TASK DETAILS:
Provide the records once more, identical to the original.

Figure dataset records:
+++

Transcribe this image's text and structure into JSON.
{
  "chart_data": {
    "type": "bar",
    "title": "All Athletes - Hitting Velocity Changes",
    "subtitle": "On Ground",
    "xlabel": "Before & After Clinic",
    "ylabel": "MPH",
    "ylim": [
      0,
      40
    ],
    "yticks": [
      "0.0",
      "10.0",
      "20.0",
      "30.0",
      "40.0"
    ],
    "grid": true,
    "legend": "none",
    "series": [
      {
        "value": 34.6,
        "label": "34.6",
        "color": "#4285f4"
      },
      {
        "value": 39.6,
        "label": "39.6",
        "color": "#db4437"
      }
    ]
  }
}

+++

WRITTEN SOLUTION:
Transcribe this image's text and structure into JSON.
{
  "chart_data": {
    "type": "bar",
    "title": "All Athletes - Hitting Velocity Changes",
    "subtitle": "On Ground",
    "xlabel": "Before & After Clinic",
    "ylabel": "MPH",
    "ylim": [
      0,
      40
    ],
    "yticks": [
      "0.0",
      "10.0",
      "20.0",
      "30.0",
      "40.0"
    ],
    "grid": true,
    "legend": "none",
    "series": [
      {
        "value": 34.6,
        "label": "34.6",
        "color": "#4285f4"
      },
      {
        "value": 39.6,
        "label": "39.6",
        "color": "#db4437"
      }
    ]
  }
}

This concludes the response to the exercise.